Dataset excerpts:
________________________
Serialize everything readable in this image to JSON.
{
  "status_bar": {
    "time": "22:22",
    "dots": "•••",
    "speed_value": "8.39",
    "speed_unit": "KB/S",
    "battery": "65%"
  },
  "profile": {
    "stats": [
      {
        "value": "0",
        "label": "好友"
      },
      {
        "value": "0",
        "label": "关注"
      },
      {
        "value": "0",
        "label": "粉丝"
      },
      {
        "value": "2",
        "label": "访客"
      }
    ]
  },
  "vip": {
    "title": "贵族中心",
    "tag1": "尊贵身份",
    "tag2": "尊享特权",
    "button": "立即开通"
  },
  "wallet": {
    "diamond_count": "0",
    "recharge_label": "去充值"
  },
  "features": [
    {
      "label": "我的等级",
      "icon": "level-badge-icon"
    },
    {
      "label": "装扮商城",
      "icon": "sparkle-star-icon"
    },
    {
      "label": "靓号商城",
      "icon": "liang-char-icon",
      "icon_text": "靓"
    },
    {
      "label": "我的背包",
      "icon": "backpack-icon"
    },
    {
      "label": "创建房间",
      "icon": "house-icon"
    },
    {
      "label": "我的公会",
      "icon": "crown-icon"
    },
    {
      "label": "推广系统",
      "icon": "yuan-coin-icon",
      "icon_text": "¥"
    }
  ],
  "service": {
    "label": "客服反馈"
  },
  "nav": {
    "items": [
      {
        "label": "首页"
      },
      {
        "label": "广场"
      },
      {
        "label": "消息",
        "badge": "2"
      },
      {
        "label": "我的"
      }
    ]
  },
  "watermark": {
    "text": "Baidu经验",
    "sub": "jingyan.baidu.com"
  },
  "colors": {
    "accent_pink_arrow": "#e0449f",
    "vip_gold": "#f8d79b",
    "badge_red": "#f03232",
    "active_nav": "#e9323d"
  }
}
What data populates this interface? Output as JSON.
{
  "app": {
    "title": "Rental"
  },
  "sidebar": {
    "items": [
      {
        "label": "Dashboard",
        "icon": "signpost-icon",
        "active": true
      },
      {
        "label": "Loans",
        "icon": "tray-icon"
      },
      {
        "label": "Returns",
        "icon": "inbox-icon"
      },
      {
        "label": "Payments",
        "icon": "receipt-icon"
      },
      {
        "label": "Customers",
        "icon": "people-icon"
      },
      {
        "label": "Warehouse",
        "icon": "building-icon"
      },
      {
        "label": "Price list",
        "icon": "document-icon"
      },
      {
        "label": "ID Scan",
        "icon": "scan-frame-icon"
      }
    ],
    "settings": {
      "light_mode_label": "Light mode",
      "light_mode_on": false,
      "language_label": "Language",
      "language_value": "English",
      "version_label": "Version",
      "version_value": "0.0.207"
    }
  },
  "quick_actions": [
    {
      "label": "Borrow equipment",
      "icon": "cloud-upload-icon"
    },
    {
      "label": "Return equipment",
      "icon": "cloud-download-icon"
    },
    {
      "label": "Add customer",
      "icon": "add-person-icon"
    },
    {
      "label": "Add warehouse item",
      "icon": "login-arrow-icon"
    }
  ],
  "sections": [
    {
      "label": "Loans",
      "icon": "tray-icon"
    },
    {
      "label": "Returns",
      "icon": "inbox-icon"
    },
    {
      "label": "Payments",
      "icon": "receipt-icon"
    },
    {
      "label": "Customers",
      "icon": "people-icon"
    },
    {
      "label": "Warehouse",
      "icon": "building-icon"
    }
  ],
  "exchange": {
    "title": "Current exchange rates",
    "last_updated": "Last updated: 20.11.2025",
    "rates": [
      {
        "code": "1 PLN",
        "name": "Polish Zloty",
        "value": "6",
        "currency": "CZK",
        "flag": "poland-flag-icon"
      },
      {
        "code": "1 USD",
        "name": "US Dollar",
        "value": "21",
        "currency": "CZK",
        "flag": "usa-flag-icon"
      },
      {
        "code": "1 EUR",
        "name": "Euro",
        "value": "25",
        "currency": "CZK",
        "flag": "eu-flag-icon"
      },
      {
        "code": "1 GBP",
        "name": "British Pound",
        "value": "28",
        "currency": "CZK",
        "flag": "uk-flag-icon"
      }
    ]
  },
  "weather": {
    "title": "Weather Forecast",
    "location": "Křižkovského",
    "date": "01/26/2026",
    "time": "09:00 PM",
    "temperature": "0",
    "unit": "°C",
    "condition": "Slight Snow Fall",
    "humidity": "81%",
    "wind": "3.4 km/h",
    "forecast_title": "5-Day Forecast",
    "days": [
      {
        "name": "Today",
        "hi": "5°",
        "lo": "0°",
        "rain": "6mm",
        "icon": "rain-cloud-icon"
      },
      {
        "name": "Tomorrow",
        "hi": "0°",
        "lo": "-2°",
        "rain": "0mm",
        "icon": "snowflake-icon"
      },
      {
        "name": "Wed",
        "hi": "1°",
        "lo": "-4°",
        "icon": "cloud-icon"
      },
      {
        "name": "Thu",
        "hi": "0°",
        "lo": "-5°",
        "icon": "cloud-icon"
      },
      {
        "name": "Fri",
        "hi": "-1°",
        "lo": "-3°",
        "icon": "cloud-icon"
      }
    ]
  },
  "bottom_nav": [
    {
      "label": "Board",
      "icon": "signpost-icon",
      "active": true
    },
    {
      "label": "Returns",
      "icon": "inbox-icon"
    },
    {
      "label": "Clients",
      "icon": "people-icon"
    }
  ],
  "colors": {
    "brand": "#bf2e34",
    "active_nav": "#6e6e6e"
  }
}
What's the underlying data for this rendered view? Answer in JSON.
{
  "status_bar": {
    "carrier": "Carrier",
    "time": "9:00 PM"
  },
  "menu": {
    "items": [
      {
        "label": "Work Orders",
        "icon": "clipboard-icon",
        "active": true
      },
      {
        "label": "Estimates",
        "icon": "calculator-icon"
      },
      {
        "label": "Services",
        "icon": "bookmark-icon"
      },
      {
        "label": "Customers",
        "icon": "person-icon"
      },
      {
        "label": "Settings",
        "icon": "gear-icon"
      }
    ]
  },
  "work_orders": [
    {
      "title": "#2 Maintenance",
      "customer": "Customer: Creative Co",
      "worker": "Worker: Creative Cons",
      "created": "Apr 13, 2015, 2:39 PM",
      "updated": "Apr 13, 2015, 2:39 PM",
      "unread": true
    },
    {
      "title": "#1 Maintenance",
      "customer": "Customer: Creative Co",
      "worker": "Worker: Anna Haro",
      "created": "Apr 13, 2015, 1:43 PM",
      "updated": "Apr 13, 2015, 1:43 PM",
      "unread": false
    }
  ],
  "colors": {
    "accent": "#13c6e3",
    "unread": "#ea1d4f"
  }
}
________________________
Reproduce each record exactly, leaving nothing out.

- Result below -
Serialize everything readable in this image to JSON.
{
  "status_bar": {
    "time": "22:22",
    "dots": "•••",
    "speed_value": "8.39",
    "speed_unit": "KB/S",
    "battery": "65%"
  },
  "profile": {
    "stats": [
      {
        "value": "0",
        "label": "好友"
      },
      {
        "value": "0",
        "label": "关注"
      },
      {
        "value": "0",
        "label": "粉丝"
      },
      {
        "value": "2",
        "label": "访客"
      }
    ]
  },
  "vip": {
    "title": "贵族中心",
    "tag1": "尊贵身份",
    "tag2": "尊享特权",
    "button": "立即开通"
  },
  "wallet": {
    "diamond_count": "0",
    "recharge_label": "去充值"
  },
  "features": [
    {
      "label": "我的等级",
      "icon": "level-badge-icon"
    },
    {
      "label": "装扮商城",
      "icon": "sparkle-star-icon"
    },
    {
      "label": "靓号商城",
      "icon": "liang-char-icon",
      "icon_text": "靓"
    },
    {
      "label": "我的背包",
      "icon": "backpack-icon"
    },
    {
      "label": "创建房间",
      "icon": "house-icon"
    },
    {
      "label": "我的公会",
      "icon": "crown-icon"
    },
    {
      "label": "推广系统",
      "icon": "yuan-coin-icon",
      "icon_text": "¥"
    }
  ],
  "service": {
    "label": "客服反馈"
  },
  "nav": {
    "items": [
      {
        "label": "首页"
      },
      {
        "label": "广场"
      },
      {
        "label": "消息",
        "badge": "2"
      },
      {
        "label": "我的"
      }
    ]
  },
  "watermark": {
    "text": "Baidu经验",
    "sub": "jingyan.baidu.com"
  },
  "colors": {
    "accent_pink_arrow": "#e0449f",
    "vip_gold": "#f8d79b",
    "badge_red": "#f03232",
    "active_nav": "#e9323d"
  }
}
What data populates this interface? Output as JSON.
{
  "app": {
    "title": "Rental"
  },
  "sidebar": {
    "items": [
      {
        "label": "Dashboard",
        "icon": "signpost-icon",
        "active": true
      },
      {
        "label": "Loans",
        "icon": "tray-icon"
      },
      {
        "label": "Returns",
        "icon": "inbox-icon"
      },
      {
        "label": "Payments",
        "icon": "receipt-icon"
      },
      {
        "label": "Customers",
        "icon": "people-icon"
      },
      {
        "label": "Warehouse",
        "icon": "building-icon"
      },
      {
        "label": "Price list",
        "icon": "document-icon"
      },
      {
        "label": "ID Scan",
        "icon": "scan-frame-icon"
      }
    ],
    "settings": {
      "light_mode_label": "Light mode",
      "light_mode_on": false,
      "language_label": "Language",
      "language_value": "English",
      "version_label": "Version",
      "version_value": "0.0.207"
    }
  },
  "quick_actions": [
    {
      "label": "Borrow equipment",
      "icon": "cloud-upload-icon"
    },
    {
      "label": "Return equipment",
      "icon": "cloud-download-icon"
    },
    {
      "label": "Add customer",
      "icon": "add-person-icon"
    },
    {
      "label": "Add warehouse item",
      "icon": "login-arrow-icon"
    }
  ],
  "sections": [
    {
      "label": "Loans",
      "icon": "tray-icon"
    },
    {
      "label": "Returns",
      "icon": "inbox-icon"
    },
    {
      "label": "Payments",
      "icon": "receipt-icon"
    },
    {
      "label": "Customers",
      "icon": "people-icon"
    },
    {
      "label": "Warehouse",
      "icon": "building-icon"
    }
  ],
  "exchange": {
    "title": "Current exchange rates",
    "last_updated": "Last updated: 20.11.2025",
    "rates": [
      {
        "code": "1 PLN",
        "name": "Polish Zloty",
        "value": "6",
        "currency": "CZK",
        "flag": "poland-flag-icon"
      },
      {
        "code": "1 USD",
        "name": "US Dollar",
        "value": "21",
        "currency": "CZK",
        "flag": "usa-flag-icon"
      },
      {
        "code": "1 EUR",
        "name": "Euro",
        "value": "25",
        "currency": "CZK",
        "flag": "eu-flag-icon"
      },
      {
        "code": "1 GBP",
        "name": "British Pound",
        "value": "28",
        "currency": "CZK",
        "flag": "uk-flag-icon"
      }
    ]
  },
  "weather": {
    "title": "Weather Forecast",
    "location": "Křižkovského",
    "date": "01/26/2026",
    "time": "09:00 PM",
    "temperature": "0",
    "unit": "°C",
    "condition": "Slight Snow Fall",
    "humidity": "81%",
    "wind": "3.4 km/h",
    "forecast_title": "5-Day Forecast",
    "days": [
      {
        "name": "Today",
        "hi": "5°",
        "lo": "0°",
        "rain": "6mm",
        "icon": "rain-cloud-icon"
      },
      {
        "name": "Tomorrow",
        "hi": "0°",
        "lo": "-2°",
        "rain": "0mm",
        "icon": "snowflake-icon"
      },
      {
        "name": "Wed",
        "hi": "1°",
        "lo": "-4°",
        "icon": "cloud-icon"
      },
      {
        "name": "Thu",
        "hi": "0°",
        "lo": "-5°",
        "icon": "cloud-icon"
      },
      {
        "name": "Fri",
        "hi": "-1°",
        "lo": "-3°",
        "icon": "cloud-icon"
      }
    ]
  },
  "bottom_nav": [
    {
      "label": "Board",
      "icon": "signpost-icon",
      "active": true
    },
    {
      "label": "Returns",
      "icon": "inbox-icon"
    },
    {
      "label": "Clients",
      "icon": "people-icon"
    }
  ],
  "colors": {
    "brand": "#bf2e34",
    "active_nav": "#6e6e6e"
  }
}
What's the underlying data for this rendered view? Answer in JSON.
{
  "status_bar": {
    "carrier": "Carrier",
    "time": "9:00 PM"
  },
  "menu": {
    "items": [
      {
        "label": "Work Orders",
        "icon": "clipboard-icon",
        "active": true
      },
      {
        "label": "Estimates",
        "icon": "calculator-icon"
      },
      {
        "label": "Services",
        "icon": "bookmark-icon"
      },
      {
        "label": "Customers",
        "icon": "person-icon"
      },
      {
        "label": "Settings",
        "icon": "gear-icon"
      }
    ]
  },
  "work_orders": [
    {
      "title": "#2 Maintenance",
      "customer": "Customer: Creative Co",
      "worker": "Worker: Creative Cons",
      "created": "Apr 13, 2015, 2:39 PM",
      "updated": "Apr 13, 2015, 2:39 PM",
      "unread": true
    },
    {
      "title": "#1 Maintenance",
      "customer": "Customer: Creative Co",
      "worker": "Worker: Anna Haro",
      "created": "Apr 13, 2015, 1:43 PM",
      "updated": "Apr 13, 2015, 1:43 PM",
      "unread": false
    }
  ],
  "colors": {
    "accent": "#13c6e3",
    "unread": "#ea1d4f"
  }
}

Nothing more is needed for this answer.